INSTRUCTION
Keep only the lines of the listing that include the word "title", and copy them.

Figure dataset records
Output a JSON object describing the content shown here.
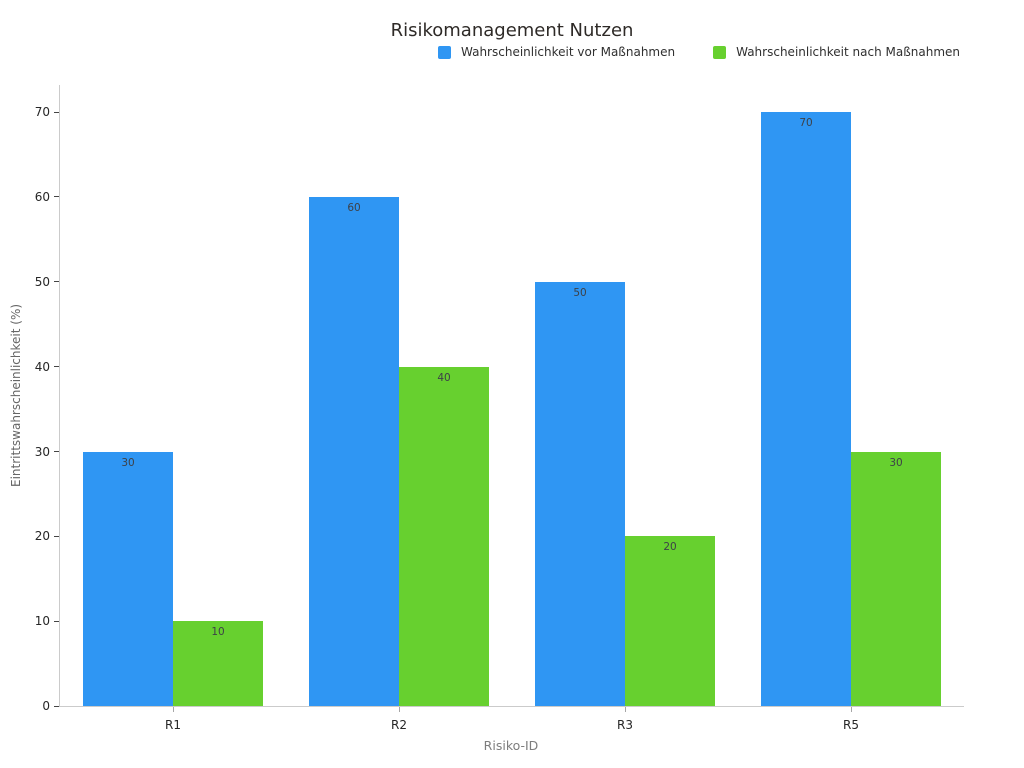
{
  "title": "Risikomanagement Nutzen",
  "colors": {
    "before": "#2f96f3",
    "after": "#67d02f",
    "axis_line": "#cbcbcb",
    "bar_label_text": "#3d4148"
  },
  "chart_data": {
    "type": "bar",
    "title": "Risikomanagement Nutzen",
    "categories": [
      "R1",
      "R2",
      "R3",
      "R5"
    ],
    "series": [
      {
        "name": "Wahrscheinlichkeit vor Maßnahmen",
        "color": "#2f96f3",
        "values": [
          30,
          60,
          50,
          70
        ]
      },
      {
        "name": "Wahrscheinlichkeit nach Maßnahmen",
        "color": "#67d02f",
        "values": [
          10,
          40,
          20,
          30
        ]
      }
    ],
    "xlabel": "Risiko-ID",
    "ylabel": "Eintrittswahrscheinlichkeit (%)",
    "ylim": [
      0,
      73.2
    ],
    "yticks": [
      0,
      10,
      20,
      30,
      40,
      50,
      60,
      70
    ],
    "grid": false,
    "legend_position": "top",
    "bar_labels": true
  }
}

REPLY TO THE TASK
  "title": "Risikomanagement Nutzen",
    "title": "Risikomanagement Nutzen",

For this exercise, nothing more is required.